The request.
Pull out every line below that contains the word "Pulmonology".

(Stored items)

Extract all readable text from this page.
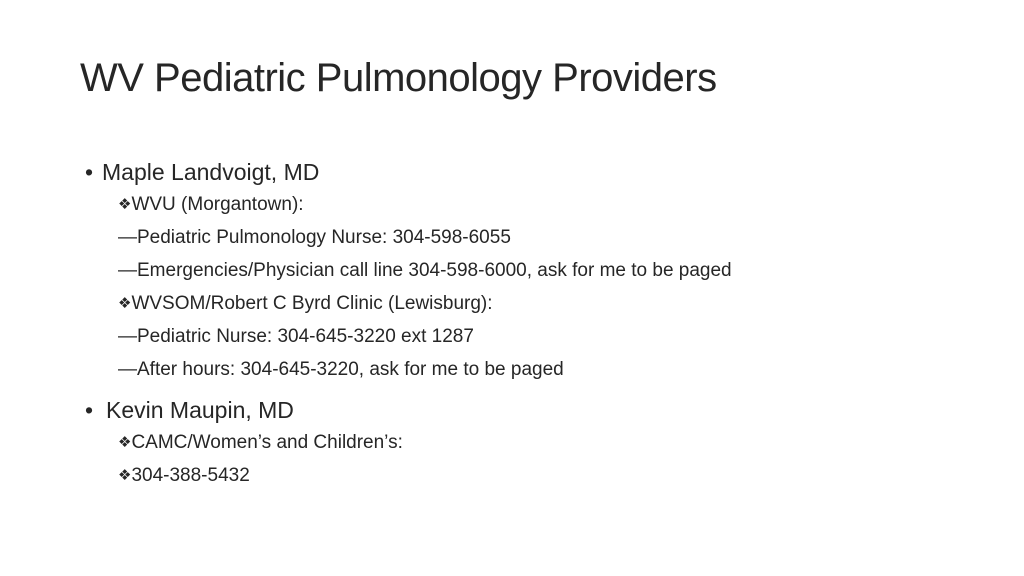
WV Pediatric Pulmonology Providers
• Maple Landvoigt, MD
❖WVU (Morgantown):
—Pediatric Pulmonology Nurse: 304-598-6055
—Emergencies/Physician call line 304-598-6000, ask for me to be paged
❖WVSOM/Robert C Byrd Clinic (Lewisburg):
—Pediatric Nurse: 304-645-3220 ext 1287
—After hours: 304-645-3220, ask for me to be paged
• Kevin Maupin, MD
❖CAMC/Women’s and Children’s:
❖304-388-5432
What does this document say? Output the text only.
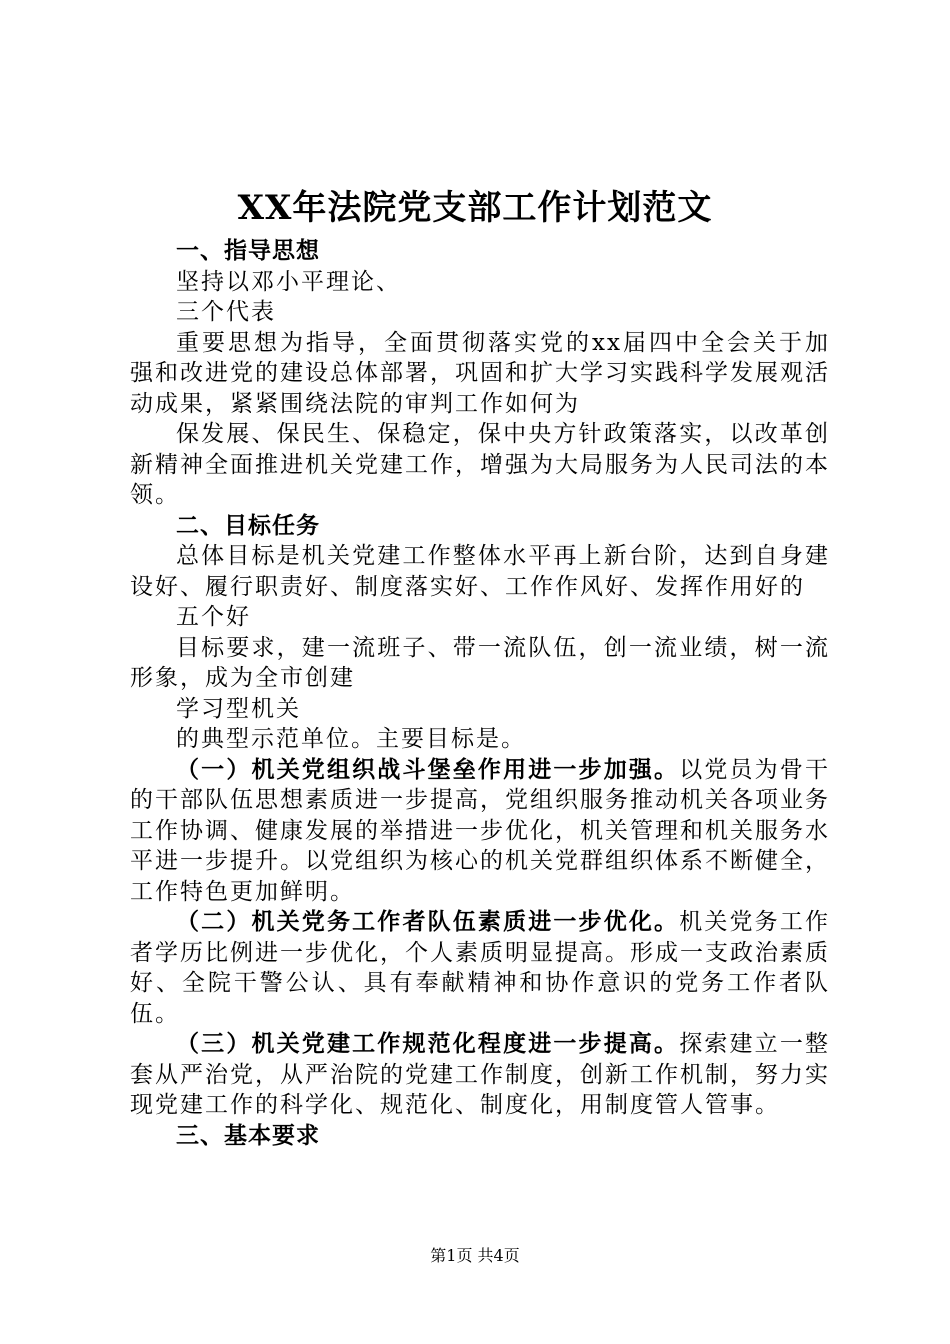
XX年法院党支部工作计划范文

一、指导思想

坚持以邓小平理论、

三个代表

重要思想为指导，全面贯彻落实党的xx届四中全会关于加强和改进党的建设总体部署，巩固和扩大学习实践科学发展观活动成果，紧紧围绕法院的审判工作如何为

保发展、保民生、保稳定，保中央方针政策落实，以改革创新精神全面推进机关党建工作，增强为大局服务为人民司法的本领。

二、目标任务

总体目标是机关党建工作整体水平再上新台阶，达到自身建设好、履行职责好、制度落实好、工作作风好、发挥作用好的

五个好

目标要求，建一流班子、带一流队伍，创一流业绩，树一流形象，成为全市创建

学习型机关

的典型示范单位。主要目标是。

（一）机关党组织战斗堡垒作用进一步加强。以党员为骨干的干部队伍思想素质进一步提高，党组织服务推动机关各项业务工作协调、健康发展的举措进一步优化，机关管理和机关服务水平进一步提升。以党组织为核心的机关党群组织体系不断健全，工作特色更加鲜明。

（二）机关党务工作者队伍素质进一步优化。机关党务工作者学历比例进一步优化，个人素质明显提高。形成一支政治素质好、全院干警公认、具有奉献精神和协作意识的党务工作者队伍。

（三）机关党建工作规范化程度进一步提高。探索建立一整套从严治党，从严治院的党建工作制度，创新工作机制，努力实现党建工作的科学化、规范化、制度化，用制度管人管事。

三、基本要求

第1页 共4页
* * *
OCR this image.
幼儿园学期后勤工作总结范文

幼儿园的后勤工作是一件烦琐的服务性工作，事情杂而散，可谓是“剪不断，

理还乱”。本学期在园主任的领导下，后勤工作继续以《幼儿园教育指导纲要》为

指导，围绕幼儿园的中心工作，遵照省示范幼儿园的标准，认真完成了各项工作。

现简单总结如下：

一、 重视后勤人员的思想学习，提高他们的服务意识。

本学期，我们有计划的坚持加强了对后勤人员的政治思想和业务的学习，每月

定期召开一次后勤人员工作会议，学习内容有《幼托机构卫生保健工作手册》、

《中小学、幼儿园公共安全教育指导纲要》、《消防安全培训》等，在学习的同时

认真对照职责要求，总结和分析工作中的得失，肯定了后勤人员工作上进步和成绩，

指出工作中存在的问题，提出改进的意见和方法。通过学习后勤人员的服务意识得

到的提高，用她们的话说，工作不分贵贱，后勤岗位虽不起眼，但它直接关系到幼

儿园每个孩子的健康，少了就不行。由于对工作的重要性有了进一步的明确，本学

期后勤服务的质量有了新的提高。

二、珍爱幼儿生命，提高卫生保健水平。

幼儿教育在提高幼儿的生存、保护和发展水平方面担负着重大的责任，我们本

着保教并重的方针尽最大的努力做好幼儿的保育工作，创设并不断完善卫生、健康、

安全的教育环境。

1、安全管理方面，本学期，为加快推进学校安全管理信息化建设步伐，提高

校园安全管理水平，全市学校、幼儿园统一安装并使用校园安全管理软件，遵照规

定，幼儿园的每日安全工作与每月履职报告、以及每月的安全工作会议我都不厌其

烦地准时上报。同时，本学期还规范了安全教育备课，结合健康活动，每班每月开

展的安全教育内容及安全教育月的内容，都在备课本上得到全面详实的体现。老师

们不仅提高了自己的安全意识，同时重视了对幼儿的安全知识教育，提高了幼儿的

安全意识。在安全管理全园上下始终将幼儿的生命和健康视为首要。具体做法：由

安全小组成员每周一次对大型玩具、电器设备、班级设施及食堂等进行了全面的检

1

Task response.
WV Pediatric Pulmonology Providers
—Pediatric Pulmonology Nurse: 304-598-6055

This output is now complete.